[Start of SUPPLIED RECORDS]

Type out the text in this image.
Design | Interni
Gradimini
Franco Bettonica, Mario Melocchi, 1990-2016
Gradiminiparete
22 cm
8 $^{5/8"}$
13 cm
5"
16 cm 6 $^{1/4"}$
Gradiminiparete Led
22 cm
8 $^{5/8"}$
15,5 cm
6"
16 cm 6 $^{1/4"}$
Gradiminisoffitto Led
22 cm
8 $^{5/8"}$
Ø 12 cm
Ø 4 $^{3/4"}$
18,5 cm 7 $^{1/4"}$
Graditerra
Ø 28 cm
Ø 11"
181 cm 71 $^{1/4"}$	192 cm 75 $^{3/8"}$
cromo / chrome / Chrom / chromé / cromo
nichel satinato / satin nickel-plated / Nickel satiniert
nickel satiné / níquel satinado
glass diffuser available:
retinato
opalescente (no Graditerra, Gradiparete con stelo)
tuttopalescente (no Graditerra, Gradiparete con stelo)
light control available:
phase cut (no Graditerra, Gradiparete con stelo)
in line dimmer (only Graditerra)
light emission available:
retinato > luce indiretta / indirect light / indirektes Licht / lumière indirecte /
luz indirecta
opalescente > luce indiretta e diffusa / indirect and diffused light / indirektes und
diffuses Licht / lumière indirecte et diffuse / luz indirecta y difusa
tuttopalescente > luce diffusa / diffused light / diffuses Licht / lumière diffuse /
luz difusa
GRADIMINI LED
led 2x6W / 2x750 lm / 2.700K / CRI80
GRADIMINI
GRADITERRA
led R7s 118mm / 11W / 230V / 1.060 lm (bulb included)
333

[End of SUPPLIED RECORDS]

Count the lines that hold the string "retinato" and state that number alone.

2